> [TASK DESCRIPTION] In the listing below, find every line containing "seulement" and copy it out.

> [RECORDS PROVIDED]
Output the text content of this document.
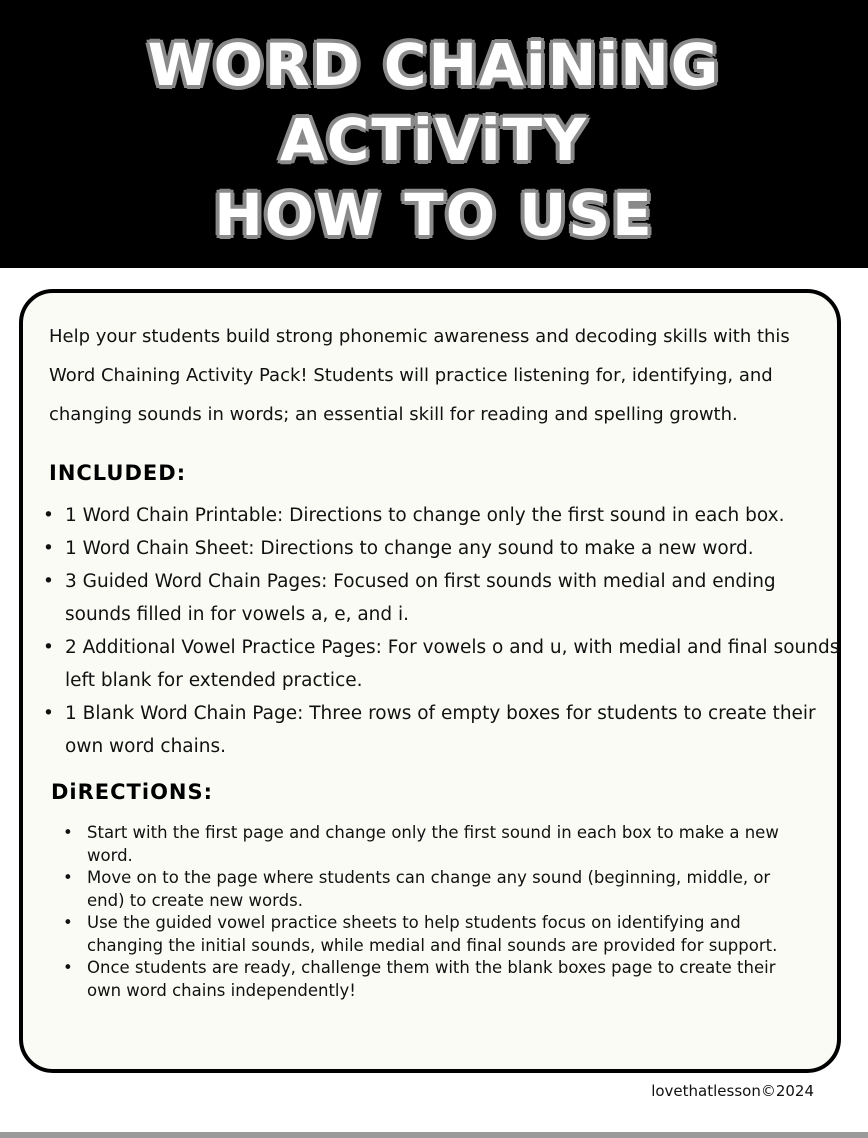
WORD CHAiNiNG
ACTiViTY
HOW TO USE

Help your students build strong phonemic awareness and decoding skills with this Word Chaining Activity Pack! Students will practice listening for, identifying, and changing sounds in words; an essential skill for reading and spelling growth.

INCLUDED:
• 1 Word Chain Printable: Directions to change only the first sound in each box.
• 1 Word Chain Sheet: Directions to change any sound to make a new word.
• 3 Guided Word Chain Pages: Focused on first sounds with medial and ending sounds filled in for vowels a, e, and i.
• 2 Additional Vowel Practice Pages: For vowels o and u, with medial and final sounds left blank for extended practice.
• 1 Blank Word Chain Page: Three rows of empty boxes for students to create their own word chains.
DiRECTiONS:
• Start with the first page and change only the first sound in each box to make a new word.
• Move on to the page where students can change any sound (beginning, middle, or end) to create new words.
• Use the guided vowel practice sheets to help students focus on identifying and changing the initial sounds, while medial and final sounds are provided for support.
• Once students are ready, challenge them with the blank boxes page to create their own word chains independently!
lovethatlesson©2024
==
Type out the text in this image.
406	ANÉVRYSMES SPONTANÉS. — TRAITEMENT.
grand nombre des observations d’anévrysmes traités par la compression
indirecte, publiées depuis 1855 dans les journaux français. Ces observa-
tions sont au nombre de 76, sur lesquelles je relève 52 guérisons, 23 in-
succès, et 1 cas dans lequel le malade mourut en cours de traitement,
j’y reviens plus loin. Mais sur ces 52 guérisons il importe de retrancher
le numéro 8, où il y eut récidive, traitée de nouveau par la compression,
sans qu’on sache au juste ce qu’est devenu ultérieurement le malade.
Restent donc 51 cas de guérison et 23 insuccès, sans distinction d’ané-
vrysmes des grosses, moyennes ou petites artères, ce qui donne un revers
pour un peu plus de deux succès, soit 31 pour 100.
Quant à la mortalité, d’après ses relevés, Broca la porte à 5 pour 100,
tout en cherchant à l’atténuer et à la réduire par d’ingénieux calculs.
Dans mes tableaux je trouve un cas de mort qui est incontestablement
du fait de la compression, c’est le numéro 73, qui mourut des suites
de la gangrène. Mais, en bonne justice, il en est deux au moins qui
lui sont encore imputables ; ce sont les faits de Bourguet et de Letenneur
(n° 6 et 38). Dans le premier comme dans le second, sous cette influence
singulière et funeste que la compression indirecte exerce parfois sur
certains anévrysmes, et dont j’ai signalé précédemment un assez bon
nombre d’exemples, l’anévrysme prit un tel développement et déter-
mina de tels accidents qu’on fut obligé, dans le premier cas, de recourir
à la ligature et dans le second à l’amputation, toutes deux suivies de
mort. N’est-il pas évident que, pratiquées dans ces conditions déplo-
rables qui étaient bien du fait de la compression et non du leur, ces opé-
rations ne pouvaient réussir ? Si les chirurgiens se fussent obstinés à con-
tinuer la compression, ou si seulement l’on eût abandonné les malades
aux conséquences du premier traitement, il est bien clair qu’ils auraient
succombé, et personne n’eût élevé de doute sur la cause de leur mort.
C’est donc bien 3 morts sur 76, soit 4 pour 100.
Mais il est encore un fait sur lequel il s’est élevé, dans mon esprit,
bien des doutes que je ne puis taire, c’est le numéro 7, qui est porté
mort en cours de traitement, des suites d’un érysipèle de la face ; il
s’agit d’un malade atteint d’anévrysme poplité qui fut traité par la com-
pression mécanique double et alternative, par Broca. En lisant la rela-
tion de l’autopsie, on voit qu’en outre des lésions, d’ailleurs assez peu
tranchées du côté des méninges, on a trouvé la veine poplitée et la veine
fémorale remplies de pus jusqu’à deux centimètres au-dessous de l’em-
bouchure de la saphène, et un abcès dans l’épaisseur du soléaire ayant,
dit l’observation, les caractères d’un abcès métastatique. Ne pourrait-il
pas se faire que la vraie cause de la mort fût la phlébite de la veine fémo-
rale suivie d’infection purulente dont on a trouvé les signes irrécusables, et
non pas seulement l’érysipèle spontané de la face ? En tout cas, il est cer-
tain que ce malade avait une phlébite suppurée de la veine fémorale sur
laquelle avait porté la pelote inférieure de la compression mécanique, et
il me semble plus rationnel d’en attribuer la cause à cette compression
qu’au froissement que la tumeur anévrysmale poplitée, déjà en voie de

> [OUTPUT BELOW]
tinuer la compression, ou si seulement l’on eût abandonné les malades
non pas seulement l’érysipèle spontané de la face ? En tout cas, il est cer-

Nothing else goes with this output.